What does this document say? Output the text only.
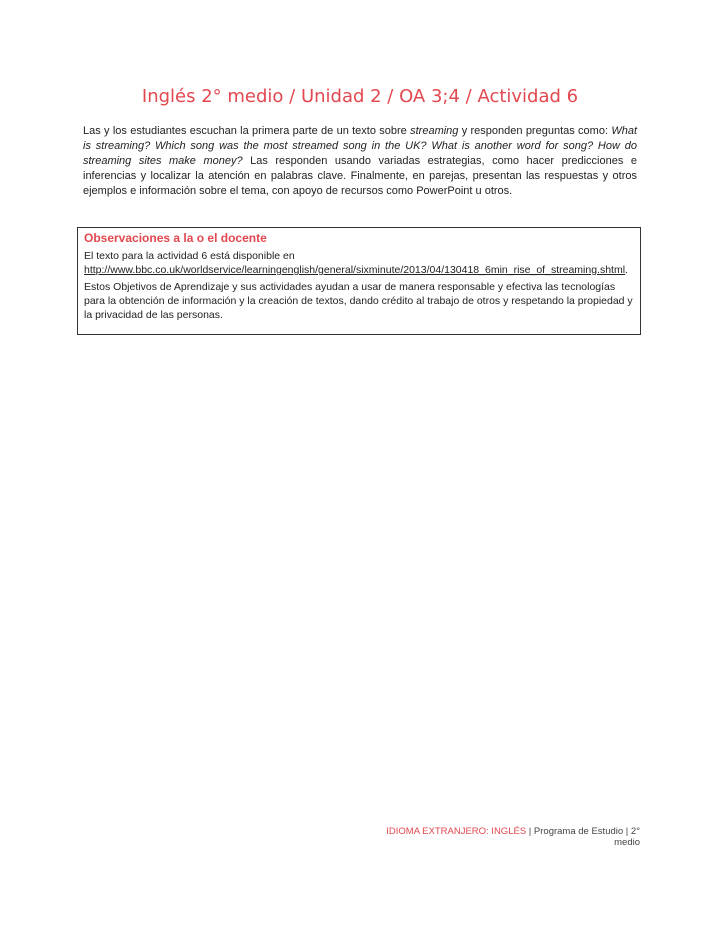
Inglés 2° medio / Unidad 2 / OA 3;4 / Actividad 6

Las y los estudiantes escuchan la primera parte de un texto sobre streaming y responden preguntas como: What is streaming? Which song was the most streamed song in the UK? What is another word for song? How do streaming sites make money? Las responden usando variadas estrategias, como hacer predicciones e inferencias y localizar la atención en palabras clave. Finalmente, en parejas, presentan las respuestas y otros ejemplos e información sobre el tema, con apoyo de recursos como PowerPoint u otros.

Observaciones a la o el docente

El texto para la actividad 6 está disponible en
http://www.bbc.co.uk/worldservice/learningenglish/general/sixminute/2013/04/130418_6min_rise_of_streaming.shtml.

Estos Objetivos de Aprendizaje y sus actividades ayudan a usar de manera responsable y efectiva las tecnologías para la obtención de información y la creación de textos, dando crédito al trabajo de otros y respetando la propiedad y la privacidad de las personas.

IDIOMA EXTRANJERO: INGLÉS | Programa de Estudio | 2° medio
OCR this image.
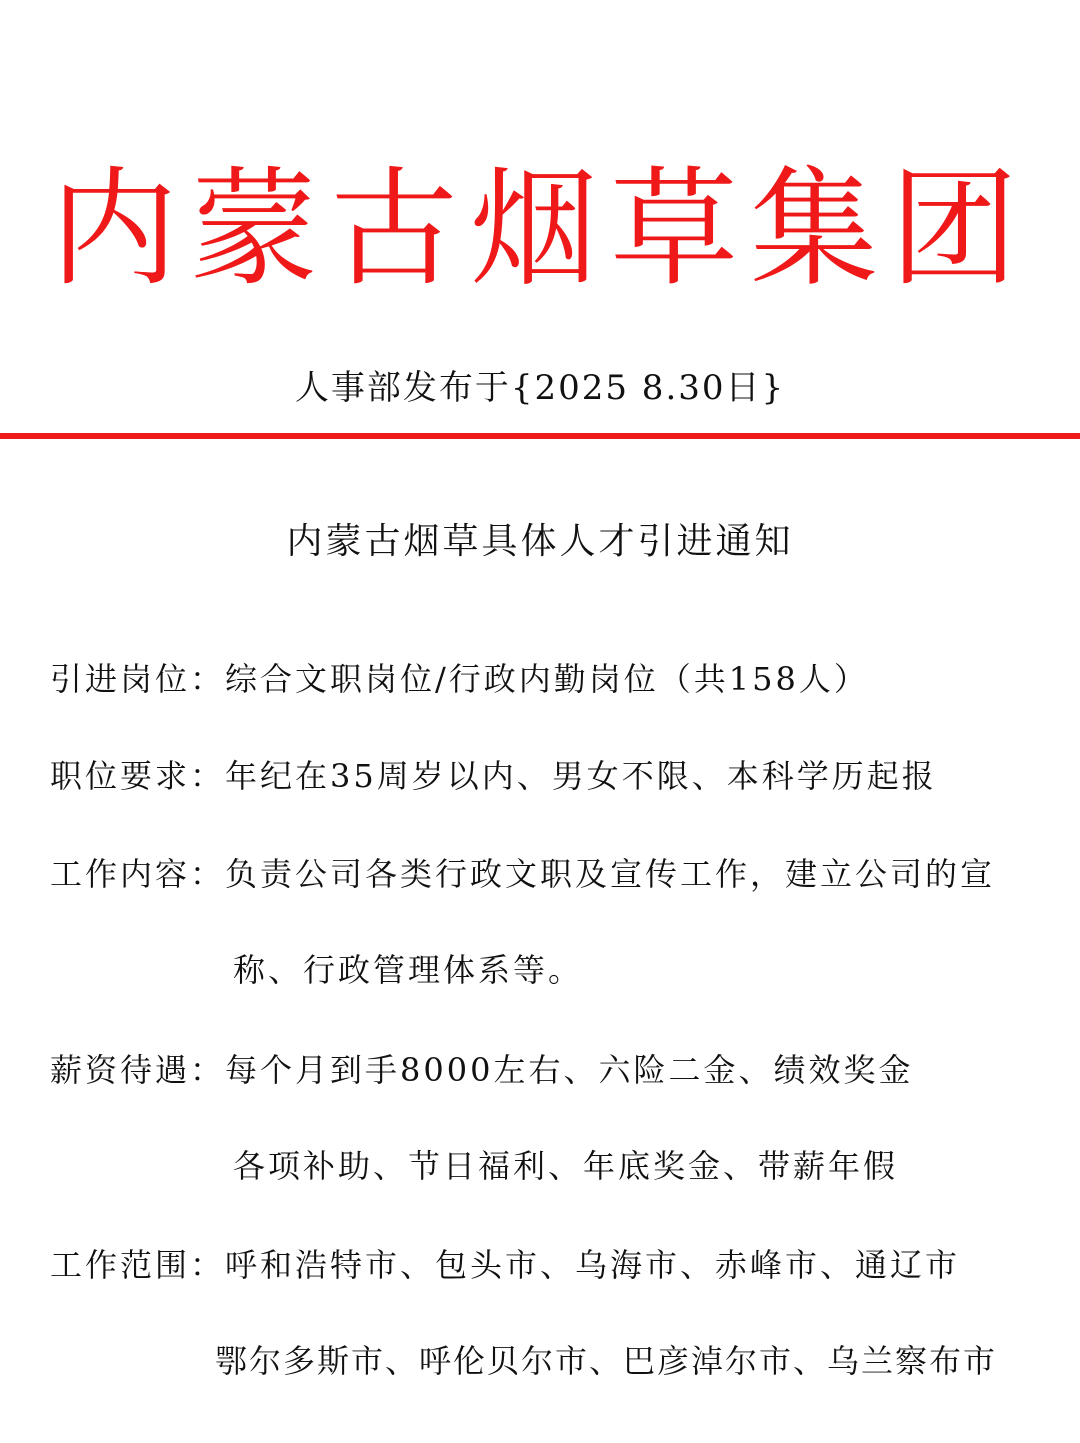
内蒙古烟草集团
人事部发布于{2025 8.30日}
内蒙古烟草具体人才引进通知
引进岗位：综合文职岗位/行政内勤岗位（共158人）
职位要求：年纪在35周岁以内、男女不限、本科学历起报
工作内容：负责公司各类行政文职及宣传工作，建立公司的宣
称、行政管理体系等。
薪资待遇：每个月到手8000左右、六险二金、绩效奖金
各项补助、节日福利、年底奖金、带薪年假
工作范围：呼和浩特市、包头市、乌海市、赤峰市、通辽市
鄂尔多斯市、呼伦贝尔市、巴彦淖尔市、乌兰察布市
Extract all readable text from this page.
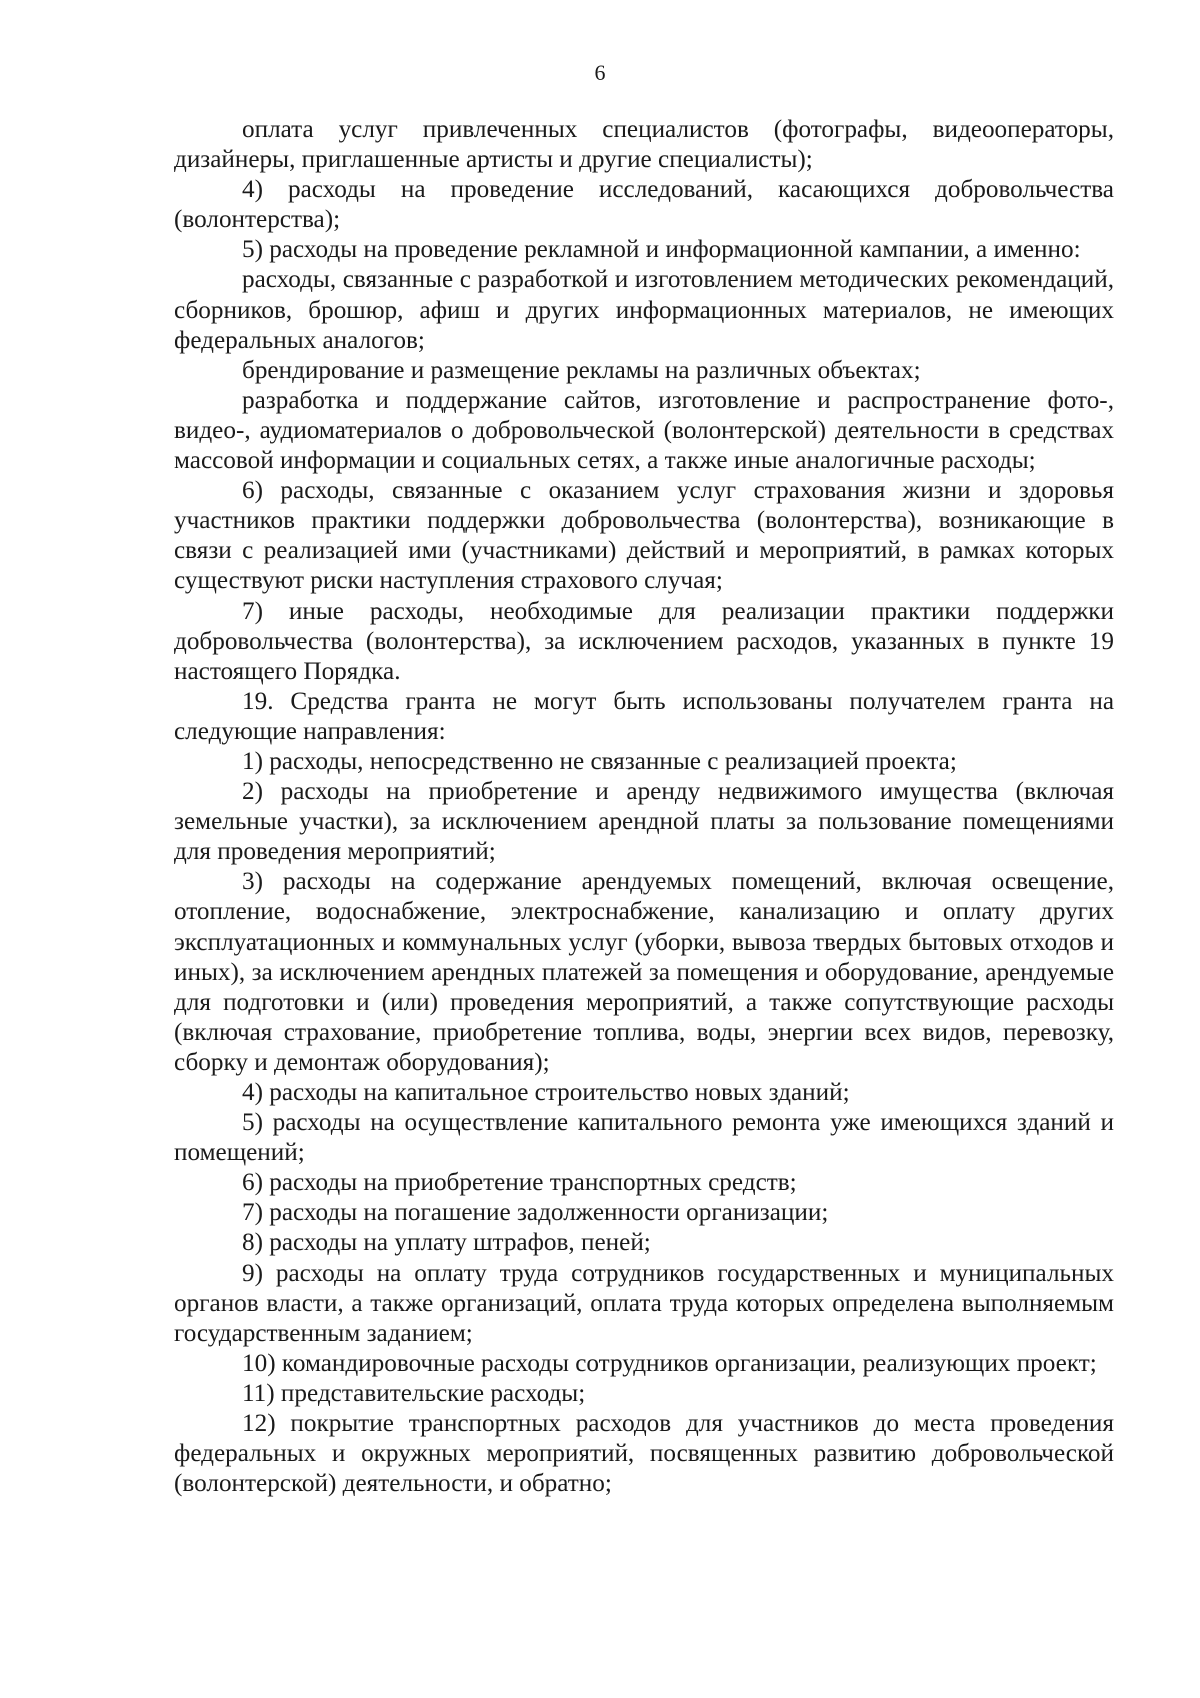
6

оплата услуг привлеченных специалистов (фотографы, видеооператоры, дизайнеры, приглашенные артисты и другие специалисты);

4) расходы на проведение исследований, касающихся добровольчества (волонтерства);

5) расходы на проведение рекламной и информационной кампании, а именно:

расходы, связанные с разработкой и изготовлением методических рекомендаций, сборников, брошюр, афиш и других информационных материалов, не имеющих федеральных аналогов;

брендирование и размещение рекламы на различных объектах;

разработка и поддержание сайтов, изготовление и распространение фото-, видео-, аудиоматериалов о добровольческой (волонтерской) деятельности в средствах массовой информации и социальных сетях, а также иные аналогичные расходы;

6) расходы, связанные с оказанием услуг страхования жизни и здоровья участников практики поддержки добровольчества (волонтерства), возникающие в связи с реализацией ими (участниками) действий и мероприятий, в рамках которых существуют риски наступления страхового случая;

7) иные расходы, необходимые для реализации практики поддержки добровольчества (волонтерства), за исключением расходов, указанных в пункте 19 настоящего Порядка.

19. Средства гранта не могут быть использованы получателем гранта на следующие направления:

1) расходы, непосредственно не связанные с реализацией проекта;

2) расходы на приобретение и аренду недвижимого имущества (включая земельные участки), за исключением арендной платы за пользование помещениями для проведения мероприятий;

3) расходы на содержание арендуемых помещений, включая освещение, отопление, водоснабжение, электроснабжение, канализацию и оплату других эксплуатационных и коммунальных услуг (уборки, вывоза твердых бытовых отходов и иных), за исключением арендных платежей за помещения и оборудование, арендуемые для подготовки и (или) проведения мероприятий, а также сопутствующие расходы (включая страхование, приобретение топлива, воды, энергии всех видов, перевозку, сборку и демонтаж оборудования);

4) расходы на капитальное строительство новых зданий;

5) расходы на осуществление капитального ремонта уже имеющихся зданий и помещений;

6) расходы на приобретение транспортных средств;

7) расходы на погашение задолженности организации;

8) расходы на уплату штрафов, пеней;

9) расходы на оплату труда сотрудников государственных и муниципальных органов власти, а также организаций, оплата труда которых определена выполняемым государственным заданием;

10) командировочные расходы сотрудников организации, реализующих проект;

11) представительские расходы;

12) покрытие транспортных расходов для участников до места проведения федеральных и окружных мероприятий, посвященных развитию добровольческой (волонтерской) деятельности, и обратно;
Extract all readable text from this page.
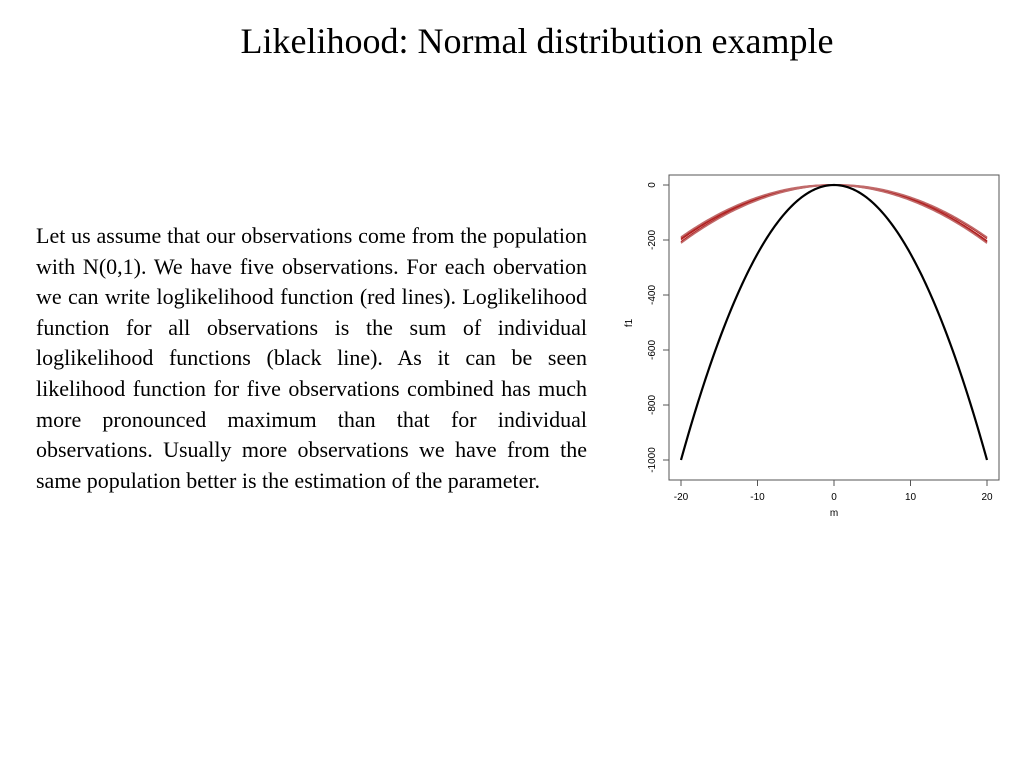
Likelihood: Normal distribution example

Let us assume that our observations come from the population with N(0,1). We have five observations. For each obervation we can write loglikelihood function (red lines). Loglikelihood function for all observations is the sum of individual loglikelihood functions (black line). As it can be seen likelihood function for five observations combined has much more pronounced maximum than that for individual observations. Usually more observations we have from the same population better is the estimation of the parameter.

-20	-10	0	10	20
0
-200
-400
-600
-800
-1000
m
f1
—————
→ **Task statement**
Wherever the string "участников" appears in the entries above, list that line.

→ **Result for this task**
6) расходы, связанные с оказанием услуг страхования жизни и здоровья участников практики поддержки добровольчества (волонтерства), возникающие в связи с реализацией ими (участниками) действий и мероприятий, в рамках которых существуют риски наступления страхового случая;
12) покрытие транспортных расходов для участников до места проведения федеральных и окружных мероприятий, посвященных развитию добровольческой (волонтерской) деятельности, и обратно;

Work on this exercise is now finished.